[Begin Raw records]

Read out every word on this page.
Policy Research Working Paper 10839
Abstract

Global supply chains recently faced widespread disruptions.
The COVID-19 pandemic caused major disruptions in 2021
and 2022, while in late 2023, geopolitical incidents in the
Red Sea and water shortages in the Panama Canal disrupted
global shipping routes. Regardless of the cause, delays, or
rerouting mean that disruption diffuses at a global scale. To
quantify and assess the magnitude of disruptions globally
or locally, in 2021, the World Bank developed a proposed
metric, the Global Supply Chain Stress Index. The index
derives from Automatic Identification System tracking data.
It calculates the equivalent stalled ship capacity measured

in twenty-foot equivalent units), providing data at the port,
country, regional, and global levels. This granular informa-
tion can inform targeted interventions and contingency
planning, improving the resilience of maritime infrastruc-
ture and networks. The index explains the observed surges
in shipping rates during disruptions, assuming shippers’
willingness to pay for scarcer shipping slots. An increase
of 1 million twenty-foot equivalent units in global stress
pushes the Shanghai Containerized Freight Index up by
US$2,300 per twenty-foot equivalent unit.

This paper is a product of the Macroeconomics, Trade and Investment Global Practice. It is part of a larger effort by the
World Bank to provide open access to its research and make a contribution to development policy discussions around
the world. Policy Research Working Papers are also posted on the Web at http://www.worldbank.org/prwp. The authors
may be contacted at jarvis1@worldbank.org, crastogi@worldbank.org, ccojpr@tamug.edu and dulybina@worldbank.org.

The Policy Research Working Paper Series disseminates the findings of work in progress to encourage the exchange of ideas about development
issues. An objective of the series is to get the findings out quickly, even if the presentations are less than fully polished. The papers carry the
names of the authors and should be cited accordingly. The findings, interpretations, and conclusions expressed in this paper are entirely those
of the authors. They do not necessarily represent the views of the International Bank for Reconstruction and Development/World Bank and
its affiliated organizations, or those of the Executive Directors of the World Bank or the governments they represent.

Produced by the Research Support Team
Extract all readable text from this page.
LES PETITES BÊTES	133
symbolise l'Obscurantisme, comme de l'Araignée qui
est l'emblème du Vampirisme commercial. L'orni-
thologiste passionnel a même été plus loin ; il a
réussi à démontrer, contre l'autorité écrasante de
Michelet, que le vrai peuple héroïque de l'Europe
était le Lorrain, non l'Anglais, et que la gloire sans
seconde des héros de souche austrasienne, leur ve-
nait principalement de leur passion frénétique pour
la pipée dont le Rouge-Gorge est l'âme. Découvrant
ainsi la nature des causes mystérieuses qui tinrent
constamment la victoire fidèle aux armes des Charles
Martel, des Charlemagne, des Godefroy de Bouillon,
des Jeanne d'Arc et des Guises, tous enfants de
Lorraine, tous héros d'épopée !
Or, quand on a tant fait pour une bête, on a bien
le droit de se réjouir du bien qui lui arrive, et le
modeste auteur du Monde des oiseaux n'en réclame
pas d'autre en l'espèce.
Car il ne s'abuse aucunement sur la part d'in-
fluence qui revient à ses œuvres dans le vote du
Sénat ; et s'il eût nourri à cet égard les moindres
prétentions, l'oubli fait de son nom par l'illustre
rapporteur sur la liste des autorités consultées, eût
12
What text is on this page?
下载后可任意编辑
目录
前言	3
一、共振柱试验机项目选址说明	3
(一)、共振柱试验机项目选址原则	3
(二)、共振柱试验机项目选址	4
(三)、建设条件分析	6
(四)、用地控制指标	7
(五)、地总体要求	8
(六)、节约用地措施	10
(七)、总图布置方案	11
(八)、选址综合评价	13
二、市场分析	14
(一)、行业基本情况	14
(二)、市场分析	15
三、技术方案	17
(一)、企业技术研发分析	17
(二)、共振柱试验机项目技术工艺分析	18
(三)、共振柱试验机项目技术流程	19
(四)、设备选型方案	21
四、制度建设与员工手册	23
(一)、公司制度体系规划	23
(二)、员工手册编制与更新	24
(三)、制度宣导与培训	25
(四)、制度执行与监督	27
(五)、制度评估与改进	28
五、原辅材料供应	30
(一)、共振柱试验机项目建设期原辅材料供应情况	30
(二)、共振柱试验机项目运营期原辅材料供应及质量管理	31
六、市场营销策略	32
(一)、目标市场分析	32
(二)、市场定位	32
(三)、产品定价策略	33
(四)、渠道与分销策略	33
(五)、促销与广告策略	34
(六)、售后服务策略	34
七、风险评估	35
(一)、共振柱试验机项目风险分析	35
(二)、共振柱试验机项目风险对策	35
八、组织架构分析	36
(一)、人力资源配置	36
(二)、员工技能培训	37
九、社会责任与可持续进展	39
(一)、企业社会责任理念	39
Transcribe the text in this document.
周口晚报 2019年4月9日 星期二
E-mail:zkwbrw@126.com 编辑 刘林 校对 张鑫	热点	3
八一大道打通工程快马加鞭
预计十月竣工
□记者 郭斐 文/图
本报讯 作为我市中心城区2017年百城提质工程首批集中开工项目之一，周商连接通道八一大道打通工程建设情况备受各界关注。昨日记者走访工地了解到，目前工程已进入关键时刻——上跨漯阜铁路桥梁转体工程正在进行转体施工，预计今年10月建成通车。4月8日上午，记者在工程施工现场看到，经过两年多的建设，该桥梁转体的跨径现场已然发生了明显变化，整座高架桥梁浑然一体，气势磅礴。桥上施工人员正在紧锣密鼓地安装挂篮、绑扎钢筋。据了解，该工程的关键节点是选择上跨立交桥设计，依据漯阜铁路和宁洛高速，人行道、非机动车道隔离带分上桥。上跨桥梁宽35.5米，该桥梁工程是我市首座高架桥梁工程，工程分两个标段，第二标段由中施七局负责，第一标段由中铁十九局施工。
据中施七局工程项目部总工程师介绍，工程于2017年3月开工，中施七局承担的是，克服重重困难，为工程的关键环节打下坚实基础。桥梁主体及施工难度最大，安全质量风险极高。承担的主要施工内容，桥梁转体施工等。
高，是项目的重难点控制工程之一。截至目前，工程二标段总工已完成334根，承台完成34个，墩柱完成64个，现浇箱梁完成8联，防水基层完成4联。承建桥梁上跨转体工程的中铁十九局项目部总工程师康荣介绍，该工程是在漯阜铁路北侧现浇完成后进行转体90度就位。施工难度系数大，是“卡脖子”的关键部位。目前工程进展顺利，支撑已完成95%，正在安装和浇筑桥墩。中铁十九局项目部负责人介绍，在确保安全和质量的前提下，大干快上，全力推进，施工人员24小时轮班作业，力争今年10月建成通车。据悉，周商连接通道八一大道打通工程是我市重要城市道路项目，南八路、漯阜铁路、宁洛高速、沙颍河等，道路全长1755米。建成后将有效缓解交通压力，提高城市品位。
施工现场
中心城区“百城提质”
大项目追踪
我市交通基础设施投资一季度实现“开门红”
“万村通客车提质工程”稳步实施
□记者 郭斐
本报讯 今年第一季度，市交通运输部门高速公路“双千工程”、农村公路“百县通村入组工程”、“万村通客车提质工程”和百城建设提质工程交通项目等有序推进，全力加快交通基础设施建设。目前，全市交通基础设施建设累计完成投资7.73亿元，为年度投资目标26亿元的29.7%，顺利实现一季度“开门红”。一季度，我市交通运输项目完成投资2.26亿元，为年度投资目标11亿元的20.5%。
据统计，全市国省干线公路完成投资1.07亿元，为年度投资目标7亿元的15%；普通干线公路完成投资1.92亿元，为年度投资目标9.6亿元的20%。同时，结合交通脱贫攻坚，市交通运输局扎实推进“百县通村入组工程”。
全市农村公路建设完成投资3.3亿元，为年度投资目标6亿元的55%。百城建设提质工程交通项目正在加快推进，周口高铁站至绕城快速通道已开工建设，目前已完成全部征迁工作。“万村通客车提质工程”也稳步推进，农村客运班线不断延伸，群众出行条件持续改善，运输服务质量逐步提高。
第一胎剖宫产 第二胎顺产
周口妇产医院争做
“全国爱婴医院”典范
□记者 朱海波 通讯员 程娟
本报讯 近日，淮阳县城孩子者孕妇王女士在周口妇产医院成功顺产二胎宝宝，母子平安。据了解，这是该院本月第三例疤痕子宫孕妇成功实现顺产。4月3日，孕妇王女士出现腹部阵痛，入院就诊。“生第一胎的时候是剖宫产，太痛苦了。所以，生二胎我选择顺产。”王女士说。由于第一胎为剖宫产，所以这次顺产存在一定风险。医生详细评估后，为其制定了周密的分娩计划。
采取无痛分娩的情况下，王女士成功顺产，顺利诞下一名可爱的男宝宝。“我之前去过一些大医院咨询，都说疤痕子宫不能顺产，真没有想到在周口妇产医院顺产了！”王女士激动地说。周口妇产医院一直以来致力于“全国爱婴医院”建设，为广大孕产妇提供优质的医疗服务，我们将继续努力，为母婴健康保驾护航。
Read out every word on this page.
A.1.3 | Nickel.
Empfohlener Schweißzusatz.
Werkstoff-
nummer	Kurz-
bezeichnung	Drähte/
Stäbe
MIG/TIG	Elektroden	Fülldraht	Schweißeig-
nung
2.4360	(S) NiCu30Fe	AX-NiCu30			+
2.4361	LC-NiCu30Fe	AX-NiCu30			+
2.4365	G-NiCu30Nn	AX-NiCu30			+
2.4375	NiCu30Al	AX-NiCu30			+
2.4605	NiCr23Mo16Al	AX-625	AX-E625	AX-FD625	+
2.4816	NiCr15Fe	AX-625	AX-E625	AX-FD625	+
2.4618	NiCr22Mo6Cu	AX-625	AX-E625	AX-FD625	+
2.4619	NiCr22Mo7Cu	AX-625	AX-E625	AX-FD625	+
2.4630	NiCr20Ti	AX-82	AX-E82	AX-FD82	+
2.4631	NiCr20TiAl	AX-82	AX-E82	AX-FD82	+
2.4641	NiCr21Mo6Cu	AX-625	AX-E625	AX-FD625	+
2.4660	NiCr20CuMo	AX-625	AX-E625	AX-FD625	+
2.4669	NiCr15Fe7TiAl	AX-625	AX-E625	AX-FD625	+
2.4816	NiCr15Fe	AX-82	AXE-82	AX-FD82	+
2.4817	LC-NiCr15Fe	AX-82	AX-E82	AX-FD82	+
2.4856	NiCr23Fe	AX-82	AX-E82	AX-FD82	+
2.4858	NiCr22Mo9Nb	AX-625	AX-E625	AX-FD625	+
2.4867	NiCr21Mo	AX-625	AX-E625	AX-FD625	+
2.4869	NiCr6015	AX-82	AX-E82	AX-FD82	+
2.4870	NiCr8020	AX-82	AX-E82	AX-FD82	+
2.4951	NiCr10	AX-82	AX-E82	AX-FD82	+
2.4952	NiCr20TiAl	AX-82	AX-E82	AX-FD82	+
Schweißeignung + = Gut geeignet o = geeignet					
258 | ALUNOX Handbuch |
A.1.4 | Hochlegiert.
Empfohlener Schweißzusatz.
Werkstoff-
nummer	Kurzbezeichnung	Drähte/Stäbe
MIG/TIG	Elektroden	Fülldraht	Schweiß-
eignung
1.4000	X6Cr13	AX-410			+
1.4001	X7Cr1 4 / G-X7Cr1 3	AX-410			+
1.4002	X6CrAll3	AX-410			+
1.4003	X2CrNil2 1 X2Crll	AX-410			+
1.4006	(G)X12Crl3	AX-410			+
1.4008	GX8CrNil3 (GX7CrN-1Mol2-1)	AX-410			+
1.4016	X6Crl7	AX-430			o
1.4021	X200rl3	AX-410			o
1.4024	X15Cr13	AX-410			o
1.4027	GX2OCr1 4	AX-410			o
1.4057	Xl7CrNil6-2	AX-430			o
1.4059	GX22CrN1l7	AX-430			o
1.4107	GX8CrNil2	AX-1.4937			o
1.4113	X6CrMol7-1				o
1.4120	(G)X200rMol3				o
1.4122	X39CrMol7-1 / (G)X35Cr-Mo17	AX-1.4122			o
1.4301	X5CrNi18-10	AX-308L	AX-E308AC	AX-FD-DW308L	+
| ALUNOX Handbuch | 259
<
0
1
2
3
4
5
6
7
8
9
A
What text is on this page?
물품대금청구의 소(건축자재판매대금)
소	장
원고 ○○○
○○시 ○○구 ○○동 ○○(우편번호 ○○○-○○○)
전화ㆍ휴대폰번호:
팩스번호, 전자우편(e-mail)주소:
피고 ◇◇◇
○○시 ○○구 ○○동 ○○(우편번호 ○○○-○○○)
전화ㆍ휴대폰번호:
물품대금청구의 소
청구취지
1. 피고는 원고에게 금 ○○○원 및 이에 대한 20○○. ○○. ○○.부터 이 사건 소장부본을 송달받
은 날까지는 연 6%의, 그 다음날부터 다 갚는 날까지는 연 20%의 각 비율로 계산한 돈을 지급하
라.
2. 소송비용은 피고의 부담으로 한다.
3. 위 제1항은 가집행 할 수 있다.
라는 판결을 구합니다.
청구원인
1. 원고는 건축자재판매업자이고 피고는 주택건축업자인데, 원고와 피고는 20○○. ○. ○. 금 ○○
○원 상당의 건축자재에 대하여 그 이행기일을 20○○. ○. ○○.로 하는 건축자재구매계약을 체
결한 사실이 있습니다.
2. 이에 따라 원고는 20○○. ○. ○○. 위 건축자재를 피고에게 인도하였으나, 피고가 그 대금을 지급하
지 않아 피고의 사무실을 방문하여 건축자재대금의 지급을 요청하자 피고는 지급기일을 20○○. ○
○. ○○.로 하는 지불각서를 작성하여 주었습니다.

[End Raw records]

> _What you are asked to do_: Find every line above that contains the word "twenty", and return each one.

> _Written solution_:
in twenty-foot equivalent units), providing data at the port,
of 1 million twenty-foot equivalent units in global stress
US$2,300 per twenty-foot equivalent unit.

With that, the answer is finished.